Exercise: Copy the listing below word for word, from its first line to its last.

Source listing:
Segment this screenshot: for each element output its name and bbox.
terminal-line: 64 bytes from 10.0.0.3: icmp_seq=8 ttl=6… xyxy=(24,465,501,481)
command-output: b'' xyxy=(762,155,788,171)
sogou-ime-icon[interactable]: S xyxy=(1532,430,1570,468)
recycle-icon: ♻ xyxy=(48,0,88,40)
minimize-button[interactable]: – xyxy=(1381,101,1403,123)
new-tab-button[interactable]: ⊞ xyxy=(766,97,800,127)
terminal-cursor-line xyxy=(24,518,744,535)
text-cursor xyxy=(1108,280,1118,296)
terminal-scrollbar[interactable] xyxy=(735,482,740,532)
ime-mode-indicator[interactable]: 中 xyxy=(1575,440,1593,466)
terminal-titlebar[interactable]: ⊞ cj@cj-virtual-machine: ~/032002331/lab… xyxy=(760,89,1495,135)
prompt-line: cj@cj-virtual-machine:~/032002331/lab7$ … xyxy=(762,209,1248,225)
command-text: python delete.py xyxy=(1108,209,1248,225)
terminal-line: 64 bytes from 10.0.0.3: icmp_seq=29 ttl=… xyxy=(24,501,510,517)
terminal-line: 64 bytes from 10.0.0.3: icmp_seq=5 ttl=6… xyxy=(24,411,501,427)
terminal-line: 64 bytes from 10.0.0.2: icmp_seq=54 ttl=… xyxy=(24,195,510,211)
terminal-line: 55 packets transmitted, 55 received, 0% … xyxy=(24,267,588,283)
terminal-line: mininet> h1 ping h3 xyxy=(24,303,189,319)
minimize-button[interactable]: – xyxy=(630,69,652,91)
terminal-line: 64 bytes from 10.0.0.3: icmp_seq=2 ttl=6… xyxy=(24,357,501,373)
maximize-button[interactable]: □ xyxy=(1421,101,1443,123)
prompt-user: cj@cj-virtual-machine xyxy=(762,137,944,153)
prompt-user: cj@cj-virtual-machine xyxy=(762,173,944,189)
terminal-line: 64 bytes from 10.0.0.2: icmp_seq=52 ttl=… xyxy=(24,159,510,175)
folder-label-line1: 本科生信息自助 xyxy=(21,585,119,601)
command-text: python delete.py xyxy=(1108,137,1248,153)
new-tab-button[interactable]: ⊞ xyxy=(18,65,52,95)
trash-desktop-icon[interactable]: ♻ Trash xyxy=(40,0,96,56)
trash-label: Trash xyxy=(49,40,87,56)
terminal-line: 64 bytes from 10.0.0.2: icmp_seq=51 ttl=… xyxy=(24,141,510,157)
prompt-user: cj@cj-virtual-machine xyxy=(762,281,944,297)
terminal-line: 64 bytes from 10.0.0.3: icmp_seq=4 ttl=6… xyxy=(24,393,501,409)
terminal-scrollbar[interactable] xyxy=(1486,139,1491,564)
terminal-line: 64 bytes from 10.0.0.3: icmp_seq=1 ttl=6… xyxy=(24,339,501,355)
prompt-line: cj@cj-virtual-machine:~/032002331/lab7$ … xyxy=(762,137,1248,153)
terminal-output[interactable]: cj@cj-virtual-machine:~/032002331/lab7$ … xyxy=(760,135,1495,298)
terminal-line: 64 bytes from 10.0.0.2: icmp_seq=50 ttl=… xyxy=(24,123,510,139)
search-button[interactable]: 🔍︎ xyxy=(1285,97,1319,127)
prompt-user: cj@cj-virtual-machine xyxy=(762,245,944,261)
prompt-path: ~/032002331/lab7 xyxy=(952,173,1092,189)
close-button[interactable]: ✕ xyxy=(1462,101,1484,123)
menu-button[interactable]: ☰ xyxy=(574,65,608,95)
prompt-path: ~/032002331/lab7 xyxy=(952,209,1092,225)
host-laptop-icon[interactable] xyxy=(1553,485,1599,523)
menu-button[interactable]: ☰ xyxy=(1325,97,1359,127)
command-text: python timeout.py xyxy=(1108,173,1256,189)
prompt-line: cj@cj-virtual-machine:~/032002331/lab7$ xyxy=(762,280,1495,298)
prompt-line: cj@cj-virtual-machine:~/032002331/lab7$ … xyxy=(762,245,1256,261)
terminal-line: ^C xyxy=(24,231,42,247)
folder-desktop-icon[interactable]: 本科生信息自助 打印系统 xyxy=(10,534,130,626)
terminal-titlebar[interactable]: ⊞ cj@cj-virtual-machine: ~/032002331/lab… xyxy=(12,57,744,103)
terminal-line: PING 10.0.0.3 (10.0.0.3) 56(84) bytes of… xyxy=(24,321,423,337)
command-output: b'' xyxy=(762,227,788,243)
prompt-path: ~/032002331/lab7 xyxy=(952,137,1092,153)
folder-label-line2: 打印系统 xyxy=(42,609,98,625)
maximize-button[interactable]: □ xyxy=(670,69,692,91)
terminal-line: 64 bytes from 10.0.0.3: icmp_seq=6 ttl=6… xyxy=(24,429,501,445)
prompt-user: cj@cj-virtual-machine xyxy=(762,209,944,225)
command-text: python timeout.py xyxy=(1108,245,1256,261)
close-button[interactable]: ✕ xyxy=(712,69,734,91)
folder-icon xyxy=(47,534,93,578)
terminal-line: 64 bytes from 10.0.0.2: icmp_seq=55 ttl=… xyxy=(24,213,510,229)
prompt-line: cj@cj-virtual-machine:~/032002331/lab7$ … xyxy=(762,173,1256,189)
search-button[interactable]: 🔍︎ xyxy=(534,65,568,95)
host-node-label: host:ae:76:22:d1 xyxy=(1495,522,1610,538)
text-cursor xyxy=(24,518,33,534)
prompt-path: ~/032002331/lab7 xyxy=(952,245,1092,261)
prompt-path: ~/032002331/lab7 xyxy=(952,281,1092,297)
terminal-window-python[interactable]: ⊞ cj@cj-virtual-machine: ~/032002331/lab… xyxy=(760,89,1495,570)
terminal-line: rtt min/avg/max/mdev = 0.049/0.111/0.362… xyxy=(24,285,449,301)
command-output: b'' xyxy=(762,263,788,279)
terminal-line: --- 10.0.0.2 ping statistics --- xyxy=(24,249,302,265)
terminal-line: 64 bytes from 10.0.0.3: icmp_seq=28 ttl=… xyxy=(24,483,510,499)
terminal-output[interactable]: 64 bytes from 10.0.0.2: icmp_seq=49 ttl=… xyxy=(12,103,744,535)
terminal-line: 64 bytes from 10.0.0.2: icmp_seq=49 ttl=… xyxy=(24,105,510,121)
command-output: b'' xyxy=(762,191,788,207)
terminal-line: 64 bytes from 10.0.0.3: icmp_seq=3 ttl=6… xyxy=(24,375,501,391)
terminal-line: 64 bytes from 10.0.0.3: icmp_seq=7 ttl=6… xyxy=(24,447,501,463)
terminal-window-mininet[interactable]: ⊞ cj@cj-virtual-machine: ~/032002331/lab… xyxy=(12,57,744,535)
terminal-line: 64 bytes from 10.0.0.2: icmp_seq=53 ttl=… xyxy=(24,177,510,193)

Task response:
Segment this screenshot: for each element output its name and bbox.
terminal-line: 64 bytes from 10.0.0.3: icmp_seq=8 ttl=6… xyxy=(24,465,501,481)
command-output: b'' xyxy=(762,155,788,171)
sogou-ime-icon[interactable]: S xyxy=(1532,430,1570,468)
recycle-icon: ♻ xyxy=(48,0,88,40)
minimize-button[interactable]: – xyxy=(1381,101,1403,123)
new-tab-button[interactable]: ⊞ xyxy=(766,97,800,127)
terminal-cursor-line xyxy=(24,518,744,535)
text-cursor xyxy=(1108,280,1118,296)
terminal-scrollbar[interactable] xyxy=(735,482,740,532)
ime-mode-indicator[interactable]: 中 xyxy=(1575,440,1593,466)
terminal-titlebar[interactable]: ⊞ cj@cj-virtual-machine: ~/032002331/lab… xyxy=(760,89,1495,135)
prompt-line: cj@cj-virtual-machine:~/032002331/lab7$ … xyxy=(762,209,1248,225)
command-text: python delete.py xyxy=(1108,209,1248,225)
terminal-line: 64 bytes from 10.0.0.3: icmp_seq=29 ttl=… xyxy=(24,501,510,517)
terminal-line: 64 bytes from 10.0.0.3: icmp_seq=5 ttl=6… xyxy=(24,411,501,427)
terminal-line: 64 bytes from 10.0.0.2: icmp_seq=54 ttl=… xyxy=(24,195,510,211)
terminal-line: 55 packets transmitted, 55 received, 0% … xyxy=(24,267,588,283)
terminal-line: mininet> h1 ping h3 xyxy=(24,303,189,319)
minimize-button[interactable]: – xyxy=(630,69,652,91)
terminal-line: 64 bytes from 10.0.0.3: icmp_seq=2 ttl=6… xyxy=(24,357,501,373)
maximize-button[interactable]: □ xyxy=(1421,101,1443,123)
prompt-user: cj@cj-virtual-machine xyxy=(762,137,944,153)
prompt-user: cj@cj-virtual-machine xyxy=(762,173,944,189)
terminal-line: 64 bytes from 10.0.0.2: icmp_seq=52 ttl=… xyxy=(24,159,510,175)
folder-label-line1: 本科生信息自助 xyxy=(21,585,119,601)
command-text: python delete.py xyxy=(1108,137,1248,153)
new-tab-button[interactable]: ⊞ xyxy=(18,65,52,95)
trash-desktop-icon[interactable]: ♻ Trash xyxy=(40,0,96,56)
trash-label: Trash xyxy=(49,40,87,56)
terminal-line: 64 bytes from 10.0.0.2: icmp_seq=51 ttl=… xyxy=(24,141,510,157)
prompt-user: cj@cj-virtual-machine xyxy=(762,281,944,297)
terminal-line: 64 bytes from 10.0.0.3: icmp_seq=4 ttl=6… xyxy=(24,393,501,409)
terminal-scrollbar[interactable] xyxy=(1486,139,1491,564)
terminal-line: 64 bytes from 10.0.0.3: icmp_seq=1 ttl=6… xyxy=(24,339,501,355)
prompt-line: cj@cj-virtual-machine:~/032002331/lab7$ … xyxy=(762,137,1248,153)
terminal-output[interactable]: cj@cj-virtual-machine:~/032002331/lab7$ … xyxy=(760,135,1495,298)
terminal-line: 64 bytes from 10.0.0.2: icmp_seq=50 ttl=… xyxy=(24,123,510,139)
search-button[interactable]: 🔍︎ xyxy=(1285,97,1319,127)
prompt-user: cj@cj-virtual-machine xyxy=(762,245,944,261)
prompt-path: ~/032002331/lab7 xyxy=(952,173,1092,189)
close-button[interactable]: ✕ xyxy=(1462,101,1484,123)
menu-button[interactable]: ☰ xyxy=(574,65,608,95)
prompt-path: ~/032002331/lab7 xyxy=(952,209,1092,225)
host-laptop-icon[interactable] xyxy=(1553,485,1599,523)
menu-button[interactable]: ☰ xyxy=(1325,97,1359,127)
command-text: python timeout.py xyxy=(1108,173,1256,189)
prompt-line: cj@cj-virtual-machine:~/032002331/lab7$ xyxy=(762,280,1495,298)
prompt-line: cj@cj-virtual-machine:~/032002331/lab7$ … xyxy=(762,245,1256,261)
terminal-line: ^C xyxy=(24,231,42,247)
folder-desktop-icon[interactable]: 本科生信息自助 打印系统 xyxy=(10,534,130,626)
terminal-titlebar[interactable]: ⊞ cj@cj-virtual-machine: ~/032002331/lab… xyxy=(12,57,744,103)
terminal-line: PING 10.0.0.3 (10.0.0.3) 56(84) bytes of… xyxy=(24,321,423,337)
command-output: b'' xyxy=(762,227,788,243)
prompt-path: ~/032002331/lab7 xyxy=(952,137,1092,153)
folder-label-line2: 打印系统 xyxy=(42,609,98,625)
maximize-button[interactable]: □ xyxy=(670,69,692,91)
terminal-line: 64 bytes from 10.0.0.3: icmp_seq=6 ttl=6… xyxy=(24,429,501,445)
prompt-user: cj@cj-virtual-machine xyxy=(762,209,944,225)
command-text: python timeout.py xyxy=(1108,245,1256,261)
close-button[interactable]: ✕ xyxy=(712,69,734,91)
folder-icon xyxy=(47,534,93,578)
terminal-line: 64 bytes from 10.0.0.2: icmp_seq=55 ttl=… xyxy=(24,213,510,229)
prompt-line: cj@cj-virtual-machine:~/032002331/lab7$ … xyxy=(762,173,1256,189)
search-button[interactable]: 🔍︎ xyxy=(534,65,568,95)
host-node-label: host:ae:76:22:d1 xyxy=(1495,522,1610,538)
text-cursor xyxy=(24,518,33,534)
prompt-path: ~/032002331/lab7 xyxy=(952,245,1092,261)
prompt-path: ~/032002331/lab7 xyxy=(952,281,1092,297)
terminal-window-python[interactable]: ⊞ cj@cj-virtual-machine: ~/032002331/lab… xyxy=(760,89,1495,570)
terminal-line: rtt min/avg/max/mdev = 0.049/0.111/0.362… xyxy=(24,285,449,301)
command-output: b'' xyxy=(762,263,788,279)
terminal-line: --- 10.0.0.2 ping statistics --- xyxy=(24,249,302,265)
terminal-line: 64 bytes from 10.0.0.3: icmp_seq=28 ttl=… xyxy=(24,483,510,499)
terminal-output[interactable]: 64 bytes from 10.0.0.2: icmp_seq=49 ttl=… xyxy=(12,103,744,535)
terminal-line: 64 bytes from 10.0.0.2: icmp_seq=49 ttl=… xyxy=(24,105,510,121)
command-output: b'' xyxy=(762,191,788,207)
terminal-line: 64 bytes from 10.0.0.3: icmp_seq=3 ttl=6… xyxy=(24,375,501,391)
terminal-line: 64 bytes from 10.0.0.3: icmp_seq=7 ttl=6… xyxy=(24,447,501,463)
terminal-window-mininet[interactable]: ⊞ cj@cj-virtual-machine: ~/032002331/lab… xyxy=(12,57,744,535)
terminal-line: 64 bytes from 10.0.0.2: icmp_seq=53 ttl=… xyxy=(24,177,510,193)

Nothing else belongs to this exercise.